WHAT IS EXPECTED:
Send each entry back exactly as given, pictures excluded.

RECORDED INFORMATION:
§

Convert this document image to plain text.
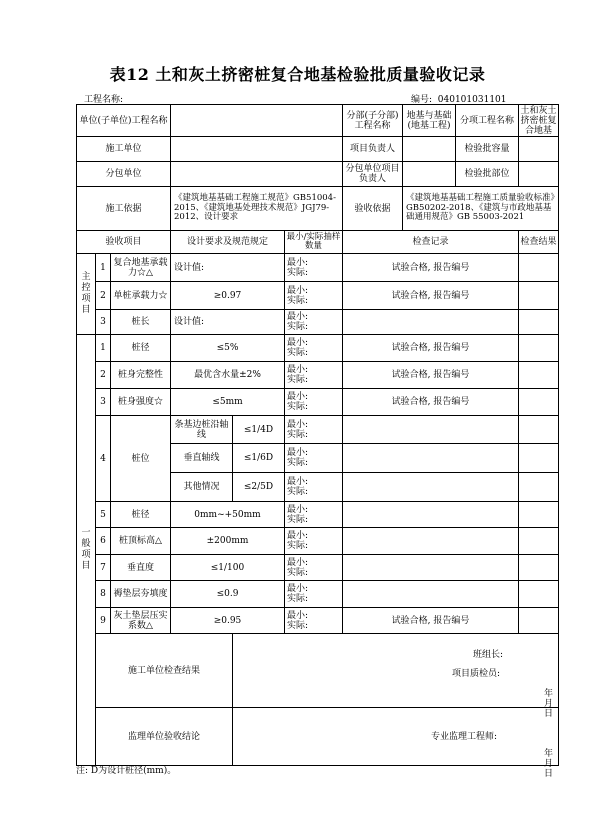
表12 土和灰土挤密桩复合地基检验批质量验收记录
工程名称:	编号: 040101031101
单位(子单位)工程名称						分部(子分部)工程名称	地基与基础(地基工程)	分项工程名称	土和灰土挤密桩复合地基
施工单位						项目负责人		检验批容量	
分包单位						分包单位项目负责人		检验批部位	
施工依据			《建筑地基基础工程施工规范》GB51004-2015、《建筑地基处理技术规范》JGJ79-2012、设计要求			验收依据	《建筑地基基础工程施工质量验收标准》GB50202-2018、《建筑与市政地基基础通用规范》GB 55003-2021		
验收项目			设计要求及规范规定		最小/实际抽样数量	检查记录			检查结果
主控项目	1	复合地基承载力☆△	设计值:		最小:
实际:	试验合格, 报告编号			
	2	单桩承载力☆	≥0.97		最小:
实际:	试验合格, 报告编号			
	3	桩长	设计值:		最小:
实际:				
一般项目	1	桩径	≤5%		最小:
实际:	试验合格, 报告编号			
	2	桩身完整性	最优含水量±2%		最小:
实际:	试验合格, 报告编号			
	3	桩身强度☆	≤5mm		最小:
实际:	试验合格, 报告编号			
	4	桩位	条基边桩沿轴线	≤1/4D	最小:
实际:				
			垂直轴线	≤1/6D	最小:
实际:				
			其他情况	≤2/5D	最小:
实际:				
	5	桩径	0mm~+50mm		最小:
实际:				
	6	桩顶标高△	±200mm		最小:
实际:				
	7	垂直度	≤1/100		最小:
实际:				
	8	褥垫层夯填度	≤0.9		最小:
实际:				
	9	灰土垫层压实系数△	≥0.95		最小:
实际:	试验合格, 报告编号			
	施工单位检查结果			班组长:
项目质检员:
年 月 日					

	监理单位验收结论			专业监理工程师:
年 月 日					
注: D为设计桩径(mm)。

§

ANSWER FOR THIS EXERCISE:
Convert this document image to plain text.
表12 土和灰土挤密桩复合地基检验批质量验收记录
工程名称:	编号: 040101031101
单位(子单位)工程名称						分部(子分部)工程名称	地基与基础(地基工程)	分项工程名称	土和灰土挤密桩复合地基
施工单位						项目负责人		检验批容量	
分包单位						分包单位项目负责人		检验批部位	
施工依据			《建筑地基基础工程施工规范》GB51004-2015、《建筑地基处理技术规范》JGJ79-2012、设计要求			验收依据	《建筑地基基础工程施工质量验收标准》GB50202-2018、《建筑与市政地基基础通用规范》GB 55003-2021		
验收项目			设计要求及规范规定		最小/实际抽样数量	检查记录			检查结果
主控项目	1	复合地基承载力☆△	设计值:		最小:
实际:	试验合格, 报告编号			
	2	单桩承载力☆	≥0.97		最小:
实际:	试验合格, 报告编号			
	3	桩长	设计值:		最小:
实际:				
一般项目	1	桩径	≤5%		最小:
实际:	试验合格, 报告编号			
	2	桩身完整性	最优含水量±2%		最小:
实际:	试验合格, 报告编号			
	3	桩身强度☆	≤5mm		最小:
实际:	试验合格, 报告编号			
	4	桩位	条基边桩沿轴线	≤1/4D	最小:
实际:				
			垂直轴线	≤1/6D	最小:
实际:				
			其他情况	≤2/5D	最小:
实际:				
	5	桩径	0mm~+50mm		最小:
实际:				
	6	桩顶标高△	±200mm		最小:
实际:				
	7	垂直度	≤1/100		最小:
实际:				
	8	褥垫层夯填度	≤0.9		最小:
实际:				
	9	灰土垫层压实系数△	≥0.95		最小:
实际:	试验合格, 报告编号			
	施工单位检查结果			班组长:
项目质检员:
年 月 日					

	监理单位验收结论			专业监理工程师:
年 月 日					
注: D为设计桩径(mm)。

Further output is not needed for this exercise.